What to work on:
Copy each record exactly as it reads, leaving out any pictures it holds.

▼

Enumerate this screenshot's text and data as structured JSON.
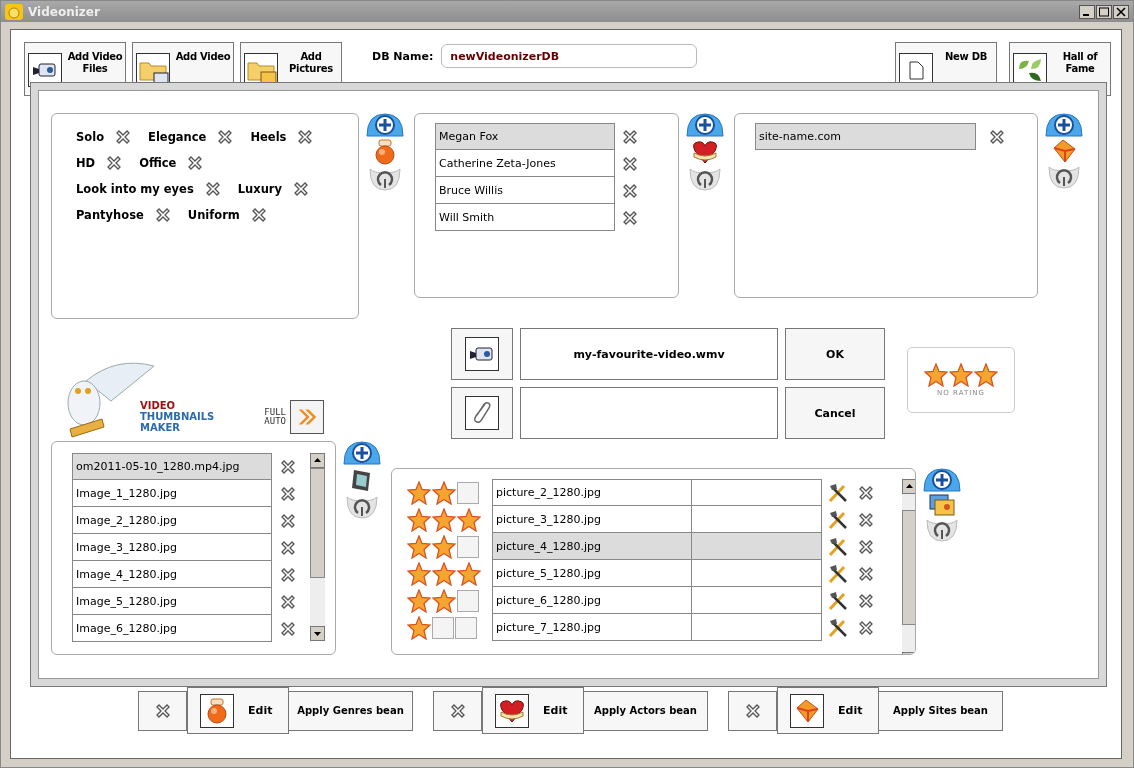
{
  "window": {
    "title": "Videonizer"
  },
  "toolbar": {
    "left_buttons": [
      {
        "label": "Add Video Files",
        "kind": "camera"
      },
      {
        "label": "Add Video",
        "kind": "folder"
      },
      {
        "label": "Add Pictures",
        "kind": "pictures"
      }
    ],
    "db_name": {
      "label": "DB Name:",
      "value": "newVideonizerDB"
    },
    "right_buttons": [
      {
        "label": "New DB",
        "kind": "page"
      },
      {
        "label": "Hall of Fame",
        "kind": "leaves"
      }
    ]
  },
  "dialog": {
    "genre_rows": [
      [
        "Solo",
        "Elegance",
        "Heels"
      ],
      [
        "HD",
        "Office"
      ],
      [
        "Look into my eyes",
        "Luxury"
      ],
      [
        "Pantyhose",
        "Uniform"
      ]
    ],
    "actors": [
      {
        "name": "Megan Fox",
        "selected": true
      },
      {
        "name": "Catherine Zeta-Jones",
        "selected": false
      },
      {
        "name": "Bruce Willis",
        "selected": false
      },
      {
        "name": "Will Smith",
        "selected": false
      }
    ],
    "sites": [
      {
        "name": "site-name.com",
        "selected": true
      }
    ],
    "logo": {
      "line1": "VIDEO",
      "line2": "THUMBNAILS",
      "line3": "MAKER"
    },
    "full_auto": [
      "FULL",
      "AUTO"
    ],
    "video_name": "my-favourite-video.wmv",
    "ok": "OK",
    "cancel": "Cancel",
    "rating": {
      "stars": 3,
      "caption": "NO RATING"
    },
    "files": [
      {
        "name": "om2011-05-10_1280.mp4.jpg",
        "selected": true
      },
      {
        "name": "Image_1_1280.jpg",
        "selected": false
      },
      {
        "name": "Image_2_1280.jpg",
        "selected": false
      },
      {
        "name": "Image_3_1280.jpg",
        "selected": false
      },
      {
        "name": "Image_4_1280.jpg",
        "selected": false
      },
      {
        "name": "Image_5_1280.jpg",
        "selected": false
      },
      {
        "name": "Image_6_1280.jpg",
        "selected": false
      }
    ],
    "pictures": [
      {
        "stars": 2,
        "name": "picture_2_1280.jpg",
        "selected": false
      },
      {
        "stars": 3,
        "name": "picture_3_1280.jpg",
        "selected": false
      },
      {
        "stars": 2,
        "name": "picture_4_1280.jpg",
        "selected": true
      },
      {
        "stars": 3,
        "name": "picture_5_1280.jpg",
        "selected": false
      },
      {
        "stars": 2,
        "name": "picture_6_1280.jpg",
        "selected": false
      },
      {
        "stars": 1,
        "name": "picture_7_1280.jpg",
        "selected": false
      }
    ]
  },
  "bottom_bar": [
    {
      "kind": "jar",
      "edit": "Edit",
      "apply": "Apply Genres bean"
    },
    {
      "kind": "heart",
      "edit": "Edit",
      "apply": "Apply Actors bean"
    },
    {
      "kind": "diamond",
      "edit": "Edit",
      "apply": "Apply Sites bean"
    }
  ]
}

▲

The result:
Enumerate this screenshot's text and data as structured JSON.
{
  "window": {
    "title": "Videonizer"
  },
  "toolbar": {
    "left_buttons": [
      {
        "label": "Add Video Files",
        "kind": "camera"
      },
      {
        "label": "Add Video",
        "kind": "folder"
      },
      {
        "label": "Add Pictures",
        "kind": "pictures"
      }
    ],
    "db_name": {
      "label": "DB Name:",
      "value": "newVideonizerDB"
    },
    "right_buttons": [
      {
        "label": "New DB",
        "kind": "page"
      },
      {
        "label": "Hall of Fame",
        "kind": "leaves"
      }
    ]
  },
  "dialog": {
    "genre_rows": [
      [
        "Solo",
        "Elegance",
        "Heels"
      ],
      [
        "HD",
        "Office"
      ],
      [
        "Look into my eyes",
        "Luxury"
      ],
      [
        "Pantyhose",
        "Uniform"
      ]
    ],
    "actors": [
      {
        "name": "Megan Fox",
        "selected": true
      },
      {
        "name": "Catherine Zeta-Jones",
        "selected": false
      },
      {
        "name": "Bruce Willis",
        "selected": false
      },
      {
        "name": "Will Smith",
        "selected": false
      }
    ],
    "sites": [
      {
        "name": "site-name.com",
        "selected": true
      }
    ],
    "logo": {
      "line1": "VIDEO",
      "line2": "THUMBNAILS",
      "line3": "MAKER"
    },
    "full_auto": [
      "FULL",
      "AUTO"
    ],
    "video_name": "my-favourite-video.wmv",
    "ok": "OK",
    "cancel": "Cancel",
    "rating": {
      "stars": 3,
      "caption": "NO RATING"
    },
    "files": [
      {
        "name": "om2011-05-10_1280.mp4.jpg",
        "selected": true
      },
      {
        "name": "Image_1_1280.jpg",
        "selected": false
      },
      {
        "name": "Image_2_1280.jpg",
        "selected": false
      },
      {
        "name": "Image_3_1280.jpg",
        "selected": false
      },
      {
        "name": "Image_4_1280.jpg",
        "selected": false
      },
      {
        "name": "Image_5_1280.jpg",
        "selected": false
      },
      {
        "name": "Image_6_1280.jpg",
        "selected": false
      }
    ],
    "pictures": [
      {
        "stars": 2,
        "name": "picture_2_1280.jpg",
        "selected": false
      },
      {
        "stars": 3,
        "name": "picture_3_1280.jpg",
        "selected": false
      },
      {
        "stars": 2,
        "name": "picture_4_1280.jpg",
        "selected": true
      },
      {
        "stars": 3,
        "name": "picture_5_1280.jpg",
        "selected": false
      },
      {
        "stars": 2,
        "name": "picture_6_1280.jpg",
        "selected": false
      },
      {
        "stars": 1,
        "name": "picture_7_1280.jpg",
        "selected": false
      }
    ]
  },
  "bottom_bar": [
    {
      "kind": "jar",
      "edit": "Edit",
      "apply": "Apply Genres bean"
    },
    {
      "kind": "heart",
      "edit": "Edit",
      "apply": "Apply Actors bean"
    },
    {
      "kind": "diamond",
      "edit": "Edit",
      "apply": "Apply Sites bean"
    }
  ]
}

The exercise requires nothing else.